(The exercise): Below are some records. Copy every line in them that holds "Impressions".

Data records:
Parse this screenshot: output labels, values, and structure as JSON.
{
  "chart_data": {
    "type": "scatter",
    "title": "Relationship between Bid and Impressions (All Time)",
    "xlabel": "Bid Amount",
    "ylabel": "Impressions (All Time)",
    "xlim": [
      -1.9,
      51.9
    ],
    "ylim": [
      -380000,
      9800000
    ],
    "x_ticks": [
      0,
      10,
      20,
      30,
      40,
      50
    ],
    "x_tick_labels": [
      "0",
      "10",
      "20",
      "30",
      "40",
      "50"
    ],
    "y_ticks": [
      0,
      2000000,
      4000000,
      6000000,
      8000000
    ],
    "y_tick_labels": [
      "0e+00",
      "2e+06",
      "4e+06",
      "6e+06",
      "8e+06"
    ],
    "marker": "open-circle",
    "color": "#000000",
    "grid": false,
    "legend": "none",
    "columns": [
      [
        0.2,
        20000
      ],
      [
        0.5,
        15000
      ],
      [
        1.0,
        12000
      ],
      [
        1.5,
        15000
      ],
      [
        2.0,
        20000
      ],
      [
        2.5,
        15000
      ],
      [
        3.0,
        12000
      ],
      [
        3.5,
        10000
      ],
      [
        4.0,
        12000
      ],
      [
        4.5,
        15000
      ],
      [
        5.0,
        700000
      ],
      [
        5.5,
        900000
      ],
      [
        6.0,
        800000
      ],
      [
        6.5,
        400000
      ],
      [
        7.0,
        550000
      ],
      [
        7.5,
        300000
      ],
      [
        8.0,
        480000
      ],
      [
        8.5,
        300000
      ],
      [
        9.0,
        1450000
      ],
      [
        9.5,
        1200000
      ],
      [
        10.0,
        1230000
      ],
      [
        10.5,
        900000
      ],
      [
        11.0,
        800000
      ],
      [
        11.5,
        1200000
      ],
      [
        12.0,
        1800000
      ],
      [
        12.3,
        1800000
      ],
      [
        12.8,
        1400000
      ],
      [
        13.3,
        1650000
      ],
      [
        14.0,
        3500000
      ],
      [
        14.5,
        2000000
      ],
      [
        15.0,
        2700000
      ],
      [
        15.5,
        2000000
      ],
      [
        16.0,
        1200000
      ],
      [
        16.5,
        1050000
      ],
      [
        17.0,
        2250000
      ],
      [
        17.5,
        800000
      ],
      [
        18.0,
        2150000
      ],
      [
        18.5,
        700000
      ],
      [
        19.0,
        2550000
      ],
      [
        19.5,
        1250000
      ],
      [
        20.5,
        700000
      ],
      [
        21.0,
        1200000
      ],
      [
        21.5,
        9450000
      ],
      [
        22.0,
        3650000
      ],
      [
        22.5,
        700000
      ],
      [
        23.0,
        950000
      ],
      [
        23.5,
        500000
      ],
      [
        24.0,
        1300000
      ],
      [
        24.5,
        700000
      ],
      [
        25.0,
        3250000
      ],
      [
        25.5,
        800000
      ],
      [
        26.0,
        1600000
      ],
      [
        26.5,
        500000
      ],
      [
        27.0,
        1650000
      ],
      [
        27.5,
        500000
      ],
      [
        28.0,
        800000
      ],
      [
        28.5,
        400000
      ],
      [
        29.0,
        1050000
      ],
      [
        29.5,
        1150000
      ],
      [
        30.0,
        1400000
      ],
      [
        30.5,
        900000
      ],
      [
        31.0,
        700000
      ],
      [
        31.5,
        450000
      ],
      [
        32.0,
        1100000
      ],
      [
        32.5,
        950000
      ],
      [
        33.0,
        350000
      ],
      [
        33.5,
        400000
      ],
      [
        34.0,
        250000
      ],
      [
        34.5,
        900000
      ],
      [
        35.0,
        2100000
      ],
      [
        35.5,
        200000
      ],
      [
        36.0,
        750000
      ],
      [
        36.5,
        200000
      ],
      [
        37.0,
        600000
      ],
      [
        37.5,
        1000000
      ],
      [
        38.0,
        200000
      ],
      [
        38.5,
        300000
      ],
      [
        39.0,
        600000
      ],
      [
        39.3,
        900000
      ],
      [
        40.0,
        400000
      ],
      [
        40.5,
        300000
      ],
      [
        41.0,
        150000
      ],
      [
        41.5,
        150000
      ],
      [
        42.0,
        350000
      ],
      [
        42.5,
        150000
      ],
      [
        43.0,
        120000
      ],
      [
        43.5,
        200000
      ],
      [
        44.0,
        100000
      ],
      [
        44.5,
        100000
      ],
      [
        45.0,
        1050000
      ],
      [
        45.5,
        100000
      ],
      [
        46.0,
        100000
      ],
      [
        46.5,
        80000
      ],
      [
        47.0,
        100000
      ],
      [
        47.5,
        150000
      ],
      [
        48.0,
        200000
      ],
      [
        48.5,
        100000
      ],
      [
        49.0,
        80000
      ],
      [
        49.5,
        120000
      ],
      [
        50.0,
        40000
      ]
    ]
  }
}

(Completed exercise):
    "title": "Relationship between Bid and Impressions (All Time)",
    "ylabel": "Impressions (All Time)",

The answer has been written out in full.